_Exercise objective_:
Copy out the entries exactly, from the first line to the last.

_Records excerpted from a collection_:
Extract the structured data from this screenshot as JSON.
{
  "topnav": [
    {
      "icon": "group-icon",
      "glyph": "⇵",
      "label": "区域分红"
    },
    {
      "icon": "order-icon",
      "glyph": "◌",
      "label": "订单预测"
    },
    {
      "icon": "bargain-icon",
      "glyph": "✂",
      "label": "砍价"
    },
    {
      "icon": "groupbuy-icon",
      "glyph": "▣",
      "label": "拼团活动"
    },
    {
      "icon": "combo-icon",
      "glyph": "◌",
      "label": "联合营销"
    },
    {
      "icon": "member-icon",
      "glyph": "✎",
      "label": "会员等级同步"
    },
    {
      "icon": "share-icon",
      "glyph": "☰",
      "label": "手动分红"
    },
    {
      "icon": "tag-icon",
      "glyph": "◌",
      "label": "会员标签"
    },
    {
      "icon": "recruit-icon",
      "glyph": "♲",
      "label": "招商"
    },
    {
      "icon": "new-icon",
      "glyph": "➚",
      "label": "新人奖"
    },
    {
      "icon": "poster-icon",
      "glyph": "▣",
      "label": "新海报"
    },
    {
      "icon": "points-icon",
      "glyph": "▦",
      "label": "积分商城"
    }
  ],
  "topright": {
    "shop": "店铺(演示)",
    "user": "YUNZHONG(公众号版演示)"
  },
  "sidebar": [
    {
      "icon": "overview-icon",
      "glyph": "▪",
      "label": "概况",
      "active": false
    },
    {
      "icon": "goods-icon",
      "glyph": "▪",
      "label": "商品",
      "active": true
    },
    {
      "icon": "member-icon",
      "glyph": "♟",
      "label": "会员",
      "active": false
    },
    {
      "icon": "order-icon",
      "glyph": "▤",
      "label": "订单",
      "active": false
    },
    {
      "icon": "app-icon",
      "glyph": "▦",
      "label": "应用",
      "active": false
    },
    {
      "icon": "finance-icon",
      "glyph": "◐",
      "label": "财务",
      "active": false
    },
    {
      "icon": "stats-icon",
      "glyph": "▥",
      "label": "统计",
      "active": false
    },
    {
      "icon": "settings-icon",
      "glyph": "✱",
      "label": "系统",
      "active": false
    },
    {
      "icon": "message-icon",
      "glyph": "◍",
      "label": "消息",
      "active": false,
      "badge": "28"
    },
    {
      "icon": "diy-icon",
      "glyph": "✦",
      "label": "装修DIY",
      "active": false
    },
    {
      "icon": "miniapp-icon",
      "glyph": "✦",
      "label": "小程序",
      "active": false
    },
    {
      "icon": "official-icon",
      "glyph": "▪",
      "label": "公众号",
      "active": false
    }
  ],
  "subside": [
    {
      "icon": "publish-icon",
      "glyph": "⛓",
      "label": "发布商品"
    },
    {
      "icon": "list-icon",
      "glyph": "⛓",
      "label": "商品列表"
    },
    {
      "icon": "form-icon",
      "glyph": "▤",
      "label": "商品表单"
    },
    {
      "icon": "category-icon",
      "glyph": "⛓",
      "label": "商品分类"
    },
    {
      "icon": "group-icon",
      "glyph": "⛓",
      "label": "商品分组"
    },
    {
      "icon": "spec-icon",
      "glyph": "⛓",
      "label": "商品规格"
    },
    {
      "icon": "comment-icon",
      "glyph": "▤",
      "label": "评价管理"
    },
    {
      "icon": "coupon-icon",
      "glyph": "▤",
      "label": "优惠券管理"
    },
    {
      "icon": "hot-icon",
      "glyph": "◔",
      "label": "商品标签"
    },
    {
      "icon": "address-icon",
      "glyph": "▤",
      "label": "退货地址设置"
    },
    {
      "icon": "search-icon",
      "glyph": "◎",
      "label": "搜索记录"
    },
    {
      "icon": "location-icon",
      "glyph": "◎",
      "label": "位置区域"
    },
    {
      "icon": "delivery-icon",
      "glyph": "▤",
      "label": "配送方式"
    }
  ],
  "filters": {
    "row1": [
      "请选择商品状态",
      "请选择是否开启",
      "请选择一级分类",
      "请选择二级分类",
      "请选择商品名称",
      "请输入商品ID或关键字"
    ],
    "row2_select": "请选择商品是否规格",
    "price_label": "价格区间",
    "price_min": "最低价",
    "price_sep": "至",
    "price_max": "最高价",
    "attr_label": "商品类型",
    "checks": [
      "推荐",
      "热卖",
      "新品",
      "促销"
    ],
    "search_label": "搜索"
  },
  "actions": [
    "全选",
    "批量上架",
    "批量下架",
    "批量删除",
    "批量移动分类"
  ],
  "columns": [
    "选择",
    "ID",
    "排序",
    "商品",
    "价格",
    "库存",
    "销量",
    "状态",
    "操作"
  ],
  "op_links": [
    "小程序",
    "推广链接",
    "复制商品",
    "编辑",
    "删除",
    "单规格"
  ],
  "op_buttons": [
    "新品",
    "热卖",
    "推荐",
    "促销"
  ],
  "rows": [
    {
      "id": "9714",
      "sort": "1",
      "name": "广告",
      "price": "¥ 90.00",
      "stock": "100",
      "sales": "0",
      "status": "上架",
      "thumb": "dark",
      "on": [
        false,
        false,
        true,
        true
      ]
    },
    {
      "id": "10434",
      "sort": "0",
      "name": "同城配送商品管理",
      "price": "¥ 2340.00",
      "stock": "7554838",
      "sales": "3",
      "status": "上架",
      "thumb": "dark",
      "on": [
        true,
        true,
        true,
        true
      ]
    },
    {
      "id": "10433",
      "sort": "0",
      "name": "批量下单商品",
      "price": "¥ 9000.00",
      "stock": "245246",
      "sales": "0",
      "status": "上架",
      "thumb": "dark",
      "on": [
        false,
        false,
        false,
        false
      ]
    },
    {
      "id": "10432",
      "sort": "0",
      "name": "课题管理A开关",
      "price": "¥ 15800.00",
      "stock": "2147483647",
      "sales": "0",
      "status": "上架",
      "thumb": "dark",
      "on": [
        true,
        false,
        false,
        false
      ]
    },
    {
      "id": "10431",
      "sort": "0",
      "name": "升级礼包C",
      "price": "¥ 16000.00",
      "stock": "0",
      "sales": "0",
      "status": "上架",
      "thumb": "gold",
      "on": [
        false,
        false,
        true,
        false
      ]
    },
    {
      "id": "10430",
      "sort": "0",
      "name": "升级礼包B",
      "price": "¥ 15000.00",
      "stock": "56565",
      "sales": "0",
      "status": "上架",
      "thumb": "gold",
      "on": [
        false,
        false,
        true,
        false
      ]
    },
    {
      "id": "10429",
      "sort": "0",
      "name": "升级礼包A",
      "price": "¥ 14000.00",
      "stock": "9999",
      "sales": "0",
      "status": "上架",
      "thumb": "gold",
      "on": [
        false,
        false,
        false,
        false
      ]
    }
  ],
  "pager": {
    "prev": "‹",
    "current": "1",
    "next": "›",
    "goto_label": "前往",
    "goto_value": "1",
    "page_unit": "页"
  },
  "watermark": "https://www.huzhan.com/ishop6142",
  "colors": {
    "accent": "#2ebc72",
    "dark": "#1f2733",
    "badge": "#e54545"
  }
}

_Solution for this exercise_:
Extract the structured data from this screenshot as JSON.
{
  "topnav": [
    {
      "icon": "group-icon",
      "glyph": "⇵",
      "label": "区域分红"
    },
    {
      "icon": "order-icon",
      "glyph": "◌",
      "label": "订单预测"
    },
    {
      "icon": "bargain-icon",
      "glyph": "✂",
      "label": "砍价"
    },
    {
      "icon": "groupbuy-icon",
      "glyph": "▣",
      "label": "拼团活动"
    },
    {
      "icon": "combo-icon",
      "glyph": "◌",
      "label": "联合营销"
    },
    {
      "icon": "member-icon",
      "glyph": "✎",
      "label": "会员等级同步"
    },
    {
      "icon": "share-icon",
      "glyph": "☰",
      "label": "手动分红"
    },
    {
      "icon": "tag-icon",
      "glyph": "◌",
      "label": "会员标签"
    },
    {
      "icon": "recruit-icon",
      "glyph": "♲",
      "label": "招商"
    },
    {
      "icon": "new-icon",
      "glyph": "➚",
      "label": "新人奖"
    },
    {
      "icon": "poster-icon",
      "glyph": "▣",
      "label": "新海报"
    },
    {
      "icon": "points-icon",
      "glyph": "▦",
      "label": "积分商城"
    }
  ],
  "topright": {
    "shop": "店铺(演示)",
    "user": "YUNZHONG(公众号版演示)"
  },
  "sidebar": [
    {
      "icon": "overview-icon",
      "glyph": "▪",
      "label": "概况",
      "active": false
    },
    {
      "icon": "goods-icon",
      "glyph": "▪",
      "label": "商品",
      "active": true
    },
    {
      "icon": "member-icon",
      "glyph": "♟",
      "label": "会员",
      "active": false
    },
    {
      "icon": "order-icon",
      "glyph": "▤",
      "label": "订单",
      "active": false
    },
    {
      "icon": "app-icon",
      "glyph": "▦",
      "label": "应用",
      "active": false
    },
    {
      "icon": "finance-icon",
      "glyph": "◐",
      "label": "财务",
      "active": false
    },
    {
      "icon": "stats-icon",
      "glyph": "▥",
      "label": "统计",
      "active": false
    },
    {
      "icon": "settings-icon",
      "glyph": "✱",
      "label": "系统",
      "active": false
    },
    {
      "icon": "message-icon",
      "glyph": "◍",
      "label": "消息",
      "active": false,
      "badge": "28"
    },
    {
      "icon": "diy-icon",
      "glyph": "✦",
      "label": "装修DIY",
      "active": false
    },
    {
      "icon": "miniapp-icon",
      "glyph": "✦",
      "label": "小程序",
      "active": false
    },
    {
      "icon": "official-icon",
      "glyph": "▪",
      "label": "公众号",
      "active": false
    }
  ],
  "subside": [
    {
      "icon": "publish-icon",
      "glyph": "⛓",
      "label": "发布商品"
    },
    {
      "icon": "list-icon",
      "glyph": "⛓",
      "label": "商品列表"
    },
    {
      "icon": "form-icon",
      "glyph": "▤",
      "label": "商品表单"
    },
    {
      "icon": "category-icon",
      "glyph": "⛓",
      "label": "商品分类"
    },
    {
      "icon": "group-icon",
      "glyph": "⛓",
      "label": "商品分组"
    },
    {
      "icon": "spec-icon",
      "glyph": "⛓",
      "label": "商品规格"
    },
    {
      "icon": "comment-icon",
      "glyph": "▤",
      "label": "评价管理"
    },
    {
      "icon": "coupon-icon",
      "glyph": "▤",
      "label": "优惠券管理"
    },
    {
      "icon": "hot-icon",
      "glyph": "◔",
      "label": "商品标签"
    },
    {
      "icon": "address-icon",
      "glyph": "▤",
      "label": "退货地址设置"
    },
    {
      "icon": "search-icon",
      "glyph": "◎",
      "label": "搜索记录"
    },
    {
      "icon": "location-icon",
      "glyph": "◎",
      "label": "位置区域"
    },
    {
      "icon": "delivery-icon",
      "glyph": "▤",
      "label": "配送方式"
    }
  ],
  "filters": {
    "row1": [
      "请选择商品状态",
      "请选择是否开启",
      "请选择一级分类",
      "请选择二级分类",
      "请选择商品名称",
      "请输入商品ID或关键字"
    ],
    "row2_select": "请选择商品是否规格",
    "price_label": "价格区间",
    "price_min": "最低价",
    "price_sep": "至",
    "price_max": "最高价",
    "attr_label": "商品类型",
    "checks": [
      "推荐",
      "热卖",
      "新品",
      "促销"
    ],
    "search_label": "搜索"
  },
  "actions": [
    "全选",
    "批量上架",
    "批量下架",
    "批量删除",
    "批量移动分类"
  ],
  "columns": [
    "选择",
    "ID",
    "排序",
    "商品",
    "价格",
    "库存",
    "销量",
    "状态",
    "操作"
  ],
  "op_links": [
    "小程序",
    "推广链接",
    "复制商品",
    "编辑",
    "删除",
    "单规格"
  ],
  "op_buttons": [
    "新品",
    "热卖",
    "推荐",
    "促销"
  ],
  "rows": [
    {
      "id": "9714",
      "sort": "1",
      "name": "广告",
      "price": "¥ 90.00",
      "stock": "100",
      "sales": "0",
      "status": "上架",
      "thumb": "dark",
      "on": [
        false,
        false,
        true,
        true
      ]
    },
    {
      "id": "10434",
      "sort": "0",
      "name": "同城配送商品管理",
      "price": "¥ 2340.00",
      "stock": "7554838",
      "sales": "3",
      "status": "上架",
      "thumb": "dark",
      "on": [
        true,
        true,
        true,
        true
      ]
    },
    {
      "id": "10433",
      "sort": "0",
      "name": "批量下单商品",
      "price": "¥ 9000.00",
      "stock": "245246",
      "sales": "0",
      "status": "上架",
      "thumb": "dark",
      "on": [
        false,
        false,
        false,
        false
      ]
    },
    {
      "id": "10432",
      "sort": "0",
      "name": "课题管理A开关",
      "price": "¥ 15800.00",
      "stock": "2147483647",
      "sales": "0",
      "status": "上架",
      "thumb": "dark",
      "on": [
        true,
        false,
        false,
        false
      ]
    },
    {
      "id": "10431",
      "sort": "0",
      "name": "升级礼包C",
      "price": "¥ 16000.00",
      "stock": "0",
      "sales": "0",
      "status": "上架",
      "thumb": "gold",
      "on": [
        false,
        false,
        true,
        false
      ]
    },
    {
      "id": "10430",
      "sort": "0",
      "name": "升级礼包B",
      "price": "¥ 15000.00",
      "stock": "56565",
      "sales": "0",
      "status": "上架",
      "thumb": "gold",
      "on": [
        false,
        false,
        true,
        false
      ]
    },
    {
      "id": "10429",
      "sort": "0",
      "name": "升级礼包A",
      "price": "¥ 14000.00",
      "stock": "9999",
      "sales": "0",
      "status": "上架",
      "thumb": "gold",
      "on": [
        false,
        false,
        false,
        false
      ]
    }
  ],
  "pager": {
    "prev": "‹",
    "current": "1",
    "next": "›",
    "goto_label": "前往",
    "goto_value": "1",
    "page_unit": "页"
  },
  "watermark": "https://www.huzhan.com/ishop6142",
  "colors": {
    "accent": "#2ebc72",
    "dark": "#1f2733",
    "badge": "#e54545"
  }
}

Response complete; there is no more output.